**Task brief:** Copy out each line of the listing that has the word "Enverus" in it.

**Data rows:**
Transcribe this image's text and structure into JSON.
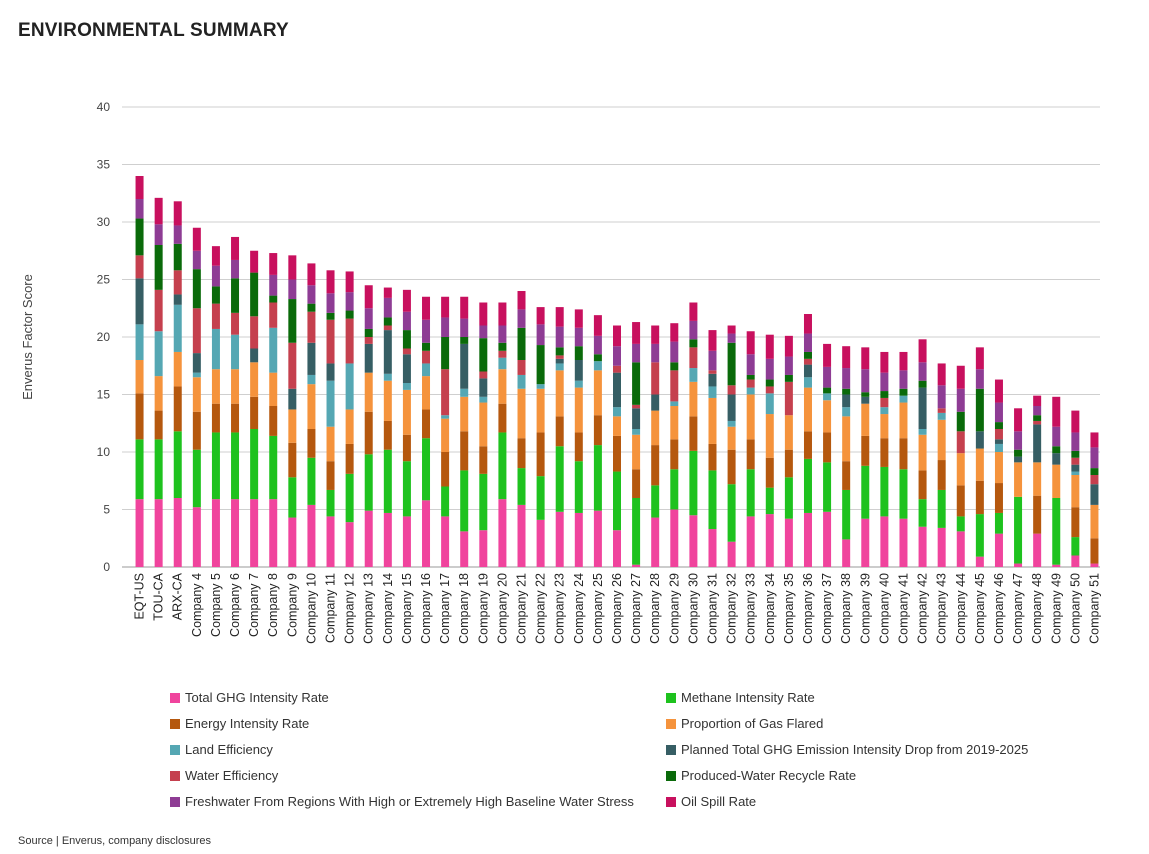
{
  "page": {
    "title": "ENVIRONMENTAL SUMMARY",
    "source": "Source | Enverus, company disclosures"
  },
  "chart_data": {
    "type": "bar",
    "stacked": true,
    "title": "ENVIRONMENTAL SUMMARY",
    "xlabel": "",
    "ylabel": "Enverus Factor Score",
    "ylim": [
      0,
      40
    ],
    "yticks": [
      0,
      5,
      10,
      15,
      20,
      25,
      30,
      35,
      40
    ],
    "grid": true,
    "categories": [
      "EQT-US",
      "TOU-CA",
      "ARX-CA",
      "Company 4",
      "Company 5",
      "Company 6",
      "Company 7",
      "Company 8",
      "Company 9",
      "Company 10",
      "Company 11",
      "Company 12",
      "Company 13",
      "Company 14",
      "Company 15",
      "Company 16",
      "Company 17",
      "Company 18",
      "Company 19",
      "Company 20",
      "Company 21",
      "Company 22",
      "Company 23",
      "Company 24",
      "Company 25",
      "Company 26",
      "Company 27",
      "Company 28",
      "Company 29",
      "Company 30",
      "Company 31",
      "Company 32",
      "Company 33",
      "Company 34",
      "Company 35",
      "Company 36",
      "Company 37",
      "Company 38",
      "Company 39",
      "Company 40",
      "Company 41",
      "Company 42",
      "Company 43",
      "Company 44",
      "Company 45",
      "Company 46",
      "Company 47",
      "Company 48",
      "Company 49",
      "Company 50",
      "Company 51"
    ],
    "series": [
      {
        "name": "Total GHG Intensity Rate",
        "color": "#f0449d",
        "values": [
          5.9,
          5.9,
          6.0,
          5.2,
          5.9,
          5.9,
          5.9,
          5.9,
          4.3,
          5.4,
          4.4,
          3.9,
          4.9,
          4.7,
          4.4,
          5.8,
          4.4,
          3.1,
          3.2,
          5.9,
          5.4,
          4.1,
          4.8,
          4.7,
          4.9,
          3.2,
          0.2,
          4.3,
          5.0,
          4.5,
          3.3,
          2.2,
          4.4,
          4.6,
          4.2,
          4.7,
          4.8,
          2.4,
          4.2,
          4.4,
          4.2,
          3.5,
          3.4,
          3.1,
          0.9,
          2.9,
          0.3,
          2.9,
          0.2,
          1.0,
          0.3
        ]
      },
      {
        "name": "Methane Intensity Rate",
        "color": "#1ec21e",
        "values": [
          5.2,
          5.2,
          5.8,
          5.0,
          5.8,
          5.8,
          6.1,
          5.5,
          3.5,
          4.1,
          2.3,
          4.2,
          4.9,
          5.5,
          4.8,
          5.4,
          2.6,
          5.3,
          4.9,
          5.8,
          3.2,
          3.8,
          5.7,
          4.5,
          5.7,
          5.1,
          5.8,
          2.8,
          3.5,
          5.6,
          5.1,
          5.0,
          4.1,
          2.3,
          3.6,
          4.7,
          4.3,
          4.3,
          4.6,
          4.3,
          4.3,
          2.4,
          3.3,
          1.3,
          3.7,
          1.8,
          5.8,
          0.0,
          5.8,
          1.6,
          0.0
        ]
      },
      {
        "name": "Energy Intensity Rate",
        "color": "#b5580e",
        "values": [
          4.0,
          2.5,
          3.9,
          3.3,
          2.5,
          2.5,
          2.8,
          2.6,
          3.0,
          2.5,
          2.5,
          2.6,
          3.7,
          2.5,
          2.3,
          2.5,
          3.0,
          3.4,
          2.4,
          2.5,
          2.6,
          3.8,
          2.6,
          2.5,
          2.6,
          3.1,
          2.5,
          3.5,
          2.6,
          3.0,
          2.3,
          3.0,
          2.6,
          2.6,
          2.4,
          2.4,
          2.6,
          2.5,
          2.6,
          2.5,
          2.7,
          2.5,
          2.6,
          2.7,
          2.9,
          2.6,
          0.0,
          3.3,
          0.0,
          2.6,
          2.2
        ]
      },
      {
        "name": "Proportion of Gas Flared",
        "color": "#f5933c",
        "values": [
          2.9,
          3.0,
          3.0,
          3.0,
          3.0,
          3.0,
          3.0,
          2.9,
          2.9,
          3.9,
          3.0,
          3.0,
          3.4,
          3.5,
          3.9,
          2.9,
          2.9,
          3.0,
          3.8,
          3.0,
          4.3,
          3.8,
          4.0,
          3.9,
          3.9,
          1.7,
          3.0,
          3.0,
          2.9,
          3.0,
          4.0,
          2.0,
          3.9,
          3.8,
          3.0,
          3.8,
          2.8,
          3.9,
          2.8,
          2.1,
          3.1,
          3.1,
          3.5,
          2.8,
          2.8,
          2.7,
          3.0,
          2.9,
          2.9,
          2.8,
          2.9
        ]
      },
      {
        "name": "Land Efficiency",
        "color": "#55a7b3",
        "values": [
          3.1,
          3.9,
          4.1,
          0.4,
          3.5,
          3.0,
          0.0,
          3.9,
          0.0,
          0.8,
          4.0,
          4.0,
          0.0,
          0.6,
          0.6,
          1.1,
          0.3,
          0.7,
          0.5,
          1.0,
          1.2,
          0.4,
          0.6,
          0.6,
          0.8,
          0.8,
          0.5,
          0.0,
          0.4,
          1.2,
          1.0,
          0.5,
          0.6,
          1.8,
          0.0,
          0.9,
          0.6,
          0.8,
          0.0,
          0.6,
          0.6,
          0.5,
          0.6,
          0.0,
          0.0,
          0.7,
          0.0,
          0.0,
          0.0,
          0.3,
          0.0
        ]
      },
      {
        "name": "Planned Total GHG Emission Intensity Drop from 2019-2025",
        "color": "#365e64",
        "values": [
          4.0,
          0.0,
          0.9,
          1.7,
          0.0,
          0.0,
          1.2,
          0.0,
          1.8,
          2.8,
          1.5,
          0.0,
          2.5,
          3.8,
          2.5,
          0.0,
          0.0,
          3.9,
          1.6,
          0.0,
          0.0,
          0.0,
          0.4,
          1.8,
          0.0,
          3.0,
          1.8,
          1.4,
          0.0,
          0.0,
          1.1,
          2.3,
          0.0,
          0.0,
          0.0,
          1.1,
          0.0,
          1.1,
          0.6,
          0.0,
          0.0,
          3.6,
          0.0,
          0.0,
          1.5,
          0.4,
          0.5,
          3.3,
          1.0,
          0.6,
          1.8
        ]
      },
      {
        "name": "Water Efficiency",
        "color": "#c5404e",
        "values": [
          2.0,
          3.6,
          2.1,
          3.9,
          2.2,
          1.9,
          2.8,
          2.2,
          4.0,
          2.7,
          3.8,
          3.9,
          0.6,
          0.4,
          0.5,
          1.1,
          4.0,
          0.0,
          0.6,
          0.6,
          1.3,
          0.0,
          0.3,
          0.0,
          0.0,
          0.6,
          0.3,
          2.8,
          2.7,
          1.8,
          0.3,
          0.8,
          0.7,
          0.6,
          2.9,
          0.5,
          0.0,
          0.0,
          0.0,
          0.8,
          0.0,
          0.0,
          0.4,
          1.9,
          0.0,
          0.9,
          0.0,
          0.3,
          0.0,
          0.6,
          0.8
        ]
      },
      {
        "name": "Produced-Water Recycle Rate",
        "color": "#0a6a0a",
        "values": [
          3.2,
          3.9,
          2.3,
          3.4,
          1.5,
          3.0,
          3.8,
          0.6,
          3.8,
          0.7,
          0.6,
          0.7,
          0.7,
          0.7,
          1.6,
          0.7,
          2.8,
          0.6,
          2.9,
          0.7,
          2.8,
          3.4,
          0.7,
          1.2,
          0.6,
          0.0,
          3.7,
          0.0,
          0.7,
          0.7,
          0.0,
          3.7,
          0.4,
          0.6,
          0.6,
          0.6,
          0.5,
          0.5,
          0.4,
          0.6,
          0.6,
          0.6,
          0.0,
          1.7,
          3.7,
          0.6,
          0.6,
          0.5,
          0.6,
          0.6,
          0.6
        ]
      },
      {
        "name": "Freshwater From Regions With High or Extremely High Baseline Water Stress",
        "color": "#8e3c94",
        "values": [
          1.7,
          1.8,
          1.6,
          1.6,
          1.8,
          1.6,
          0.0,
          1.8,
          1.7,
          1.6,
          1.7,
          1.6,
          1.8,
          1.7,
          1.6,
          2.0,
          1.7,
          1.6,
          1.1,
          1.5,
          1.6,
          1.8,
          1.8,
          1.6,
          1.6,
          1.7,
          1.6,
          1.6,
          1.8,
          1.6,
          1.7,
          0.8,
          1.8,
          1.8,
          1.6,
          1.6,
          1.8,
          1.8,
          2.0,
          1.6,
          1.6,
          1.6,
          2.0,
          2.0,
          1.7,
          1.7,
          1.6,
          0.8,
          1.7,
          1.6,
          1.8
        ]
      },
      {
        "name": "Oil Spill Rate",
        "color": "#c8105e",
        "values": [
          2.0,
          2.3,
          2.1,
          2.0,
          1.7,
          2.0,
          1.9,
          1.9,
          2.1,
          1.9,
          2.0,
          1.8,
          2.0,
          0.9,
          1.9,
          2.0,
          1.8,
          1.9,
          2.0,
          2.0,
          1.6,
          1.5,
          1.7,
          1.6,
          1.8,
          1.8,
          1.9,
          1.6,
          1.6,
          1.6,
          1.8,
          0.7,
          2.0,
          2.1,
          1.8,
          1.7,
          2.0,
          1.9,
          1.9,
          1.8,
          1.6,
          2.0,
          1.9,
          2.0,
          1.9,
          2.0,
          2.0,
          0.9,
          2.6,
          1.9,
          1.3
        ]
      }
    ]
  }
}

**Output of the exercise:**
    "source": "Source | Enverus, company disclosures"
    "ylabel": "Enverus Factor Score",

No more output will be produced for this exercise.